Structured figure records
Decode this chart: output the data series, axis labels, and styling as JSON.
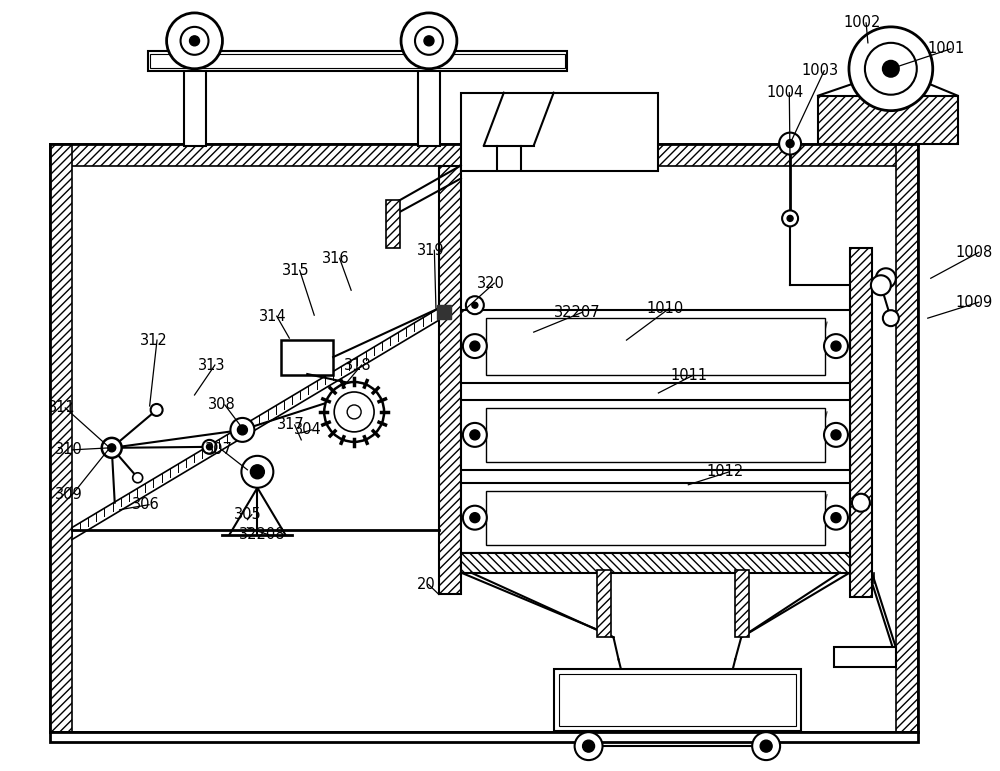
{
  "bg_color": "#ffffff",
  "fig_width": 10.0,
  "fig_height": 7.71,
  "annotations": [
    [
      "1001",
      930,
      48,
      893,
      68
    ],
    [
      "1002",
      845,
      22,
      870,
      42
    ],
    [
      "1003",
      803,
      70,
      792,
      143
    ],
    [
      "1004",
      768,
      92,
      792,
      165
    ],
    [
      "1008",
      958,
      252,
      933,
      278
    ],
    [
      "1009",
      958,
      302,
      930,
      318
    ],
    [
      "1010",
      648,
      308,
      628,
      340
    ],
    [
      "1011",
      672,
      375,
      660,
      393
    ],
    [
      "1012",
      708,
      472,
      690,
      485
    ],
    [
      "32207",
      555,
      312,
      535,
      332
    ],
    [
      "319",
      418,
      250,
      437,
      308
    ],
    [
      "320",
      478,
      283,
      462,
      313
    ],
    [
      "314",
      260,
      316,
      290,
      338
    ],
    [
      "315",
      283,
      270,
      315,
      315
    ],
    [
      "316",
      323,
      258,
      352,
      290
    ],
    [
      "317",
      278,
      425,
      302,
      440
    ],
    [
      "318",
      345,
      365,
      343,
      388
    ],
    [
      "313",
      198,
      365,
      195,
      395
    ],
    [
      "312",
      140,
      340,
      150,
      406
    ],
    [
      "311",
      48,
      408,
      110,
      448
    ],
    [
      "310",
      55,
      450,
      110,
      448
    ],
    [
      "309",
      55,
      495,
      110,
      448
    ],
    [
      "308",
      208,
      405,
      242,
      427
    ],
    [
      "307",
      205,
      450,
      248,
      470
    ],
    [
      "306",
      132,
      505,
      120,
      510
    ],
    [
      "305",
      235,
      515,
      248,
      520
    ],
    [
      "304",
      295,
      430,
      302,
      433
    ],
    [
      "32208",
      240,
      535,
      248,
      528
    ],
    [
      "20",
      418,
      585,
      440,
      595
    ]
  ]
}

■ **GOAL**:
Copy every entry word for word, but omit the pictures.

■ **TASK RESPONSE**:
Decode this chart: output the data series, axis labels, and styling as JSON.
{
  "bg_color": "#ffffff",
  "fig_width": 10.0,
  "fig_height": 7.71,
  "annotations": [
    [
      "1001",
      930,
      48,
      893,
      68
    ],
    [
      "1002",
      845,
      22,
      870,
      42
    ],
    [
      "1003",
      803,
      70,
      792,
      143
    ],
    [
      "1004",
      768,
      92,
      792,
      165
    ],
    [
      "1008",
      958,
      252,
      933,
      278
    ],
    [
      "1009",
      958,
      302,
      930,
      318
    ],
    [
      "1010",
      648,
      308,
      628,
      340
    ],
    [
      "1011",
      672,
      375,
      660,
      393
    ],
    [
      "1012",
      708,
      472,
      690,
      485
    ],
    [
      "32207",
      555,
      312,
      535,
      332
    ],
    [
      "319",
      418,
      250,
      437,
      308
    ],
    [
      "320",
      478,
      283,
      462,
      313
    ],
    [
      "314",
      260,
      316,
      290,
      338
    ],
    [
      "315",
      283,
      270,
      315,
      315
    ],
    [
      "316",
      323,
      258,
      352,
      290
    ],
    [
      "317",
      278,
      425,
      302,
      440
    ],
    [
      "318",
      345,
      365,
      343,
      388
    ],
    [
      "313",
      198,
      365,
      195,
      395
    ],
    [
      "312",
      140,
      340,
      150,
      406
    ],
    [
      "311",
      48,
      408,
      110,
      448
    ],
    [
      "310",
      55,
      450,
      110,
      448
    ],
    [
      "309",
      55,
      495,
      110,
      448
    ],
    [
      "308",
      208,
      405,
      242,
      427
    ],
    [
      "307",
      205,
      450,
      248,
      470
    ],
    [
      "306",
      132,
      505,
      120,
      510
    ],
    [
      "305",
      235,
      515,
      248,
      520
    ],
    [
      "304",
      295,
      430,
      302,
      433
    ],
    [
      "32208",
      240,
      535,
      248,
      528
    ],
    [
      "20",
      418,
      585,
      440,
      595
    ]
  ]
}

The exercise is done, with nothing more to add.